### Your goal
Which lines hold the word "cost"? Copy each of them from the material.

• • • • • • •

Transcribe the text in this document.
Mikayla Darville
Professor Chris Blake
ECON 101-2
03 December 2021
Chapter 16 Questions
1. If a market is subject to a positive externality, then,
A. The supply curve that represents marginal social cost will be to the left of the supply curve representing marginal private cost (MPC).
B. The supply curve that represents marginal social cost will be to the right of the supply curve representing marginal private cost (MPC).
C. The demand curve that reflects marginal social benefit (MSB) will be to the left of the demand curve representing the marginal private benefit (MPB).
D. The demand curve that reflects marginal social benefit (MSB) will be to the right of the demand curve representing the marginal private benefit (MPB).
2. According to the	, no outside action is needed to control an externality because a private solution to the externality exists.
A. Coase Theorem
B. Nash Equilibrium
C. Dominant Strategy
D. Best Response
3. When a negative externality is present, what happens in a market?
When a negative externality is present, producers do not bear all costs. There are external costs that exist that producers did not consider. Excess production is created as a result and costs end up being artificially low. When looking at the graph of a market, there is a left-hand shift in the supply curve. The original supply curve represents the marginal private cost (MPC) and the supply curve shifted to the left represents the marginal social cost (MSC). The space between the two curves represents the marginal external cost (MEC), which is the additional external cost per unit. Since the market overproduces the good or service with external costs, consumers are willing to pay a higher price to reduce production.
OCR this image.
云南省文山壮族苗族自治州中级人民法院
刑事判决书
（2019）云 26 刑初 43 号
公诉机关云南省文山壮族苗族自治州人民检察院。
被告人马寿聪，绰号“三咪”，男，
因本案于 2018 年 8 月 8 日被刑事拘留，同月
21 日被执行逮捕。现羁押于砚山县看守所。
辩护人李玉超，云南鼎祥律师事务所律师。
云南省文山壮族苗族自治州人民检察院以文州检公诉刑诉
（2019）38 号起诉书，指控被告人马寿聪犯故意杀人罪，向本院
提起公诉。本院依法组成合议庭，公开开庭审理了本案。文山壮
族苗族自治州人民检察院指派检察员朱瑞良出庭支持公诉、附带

• • • • • • •

### Solution to the problem
A. The supply curve that represents marginal social cost will be to the left of the supply curve representing marginal private cost (MPC).
B. The supply curve that represents marginal social cost will be to the right of the supply curve representing marginal private cost (MPC).
When a negative externality is present, producers do not bear all costs. There are external costs that exist that producers did not consider. Excess production is created as a result and costs end up being artificially low. When looking at the graph of a market, there is a left-hand shift in the supply curve. The original supply curve represents the marginal private cost (MPC) and the supply curve shifted to the left represents the marginal social cost (MSC). The space between the two curves represents the marginal external cost (MEC), which is the additional external cost per unit. Since the market overproduces the good or service with external costs, consumers are willing to pay a higher price to reduce production.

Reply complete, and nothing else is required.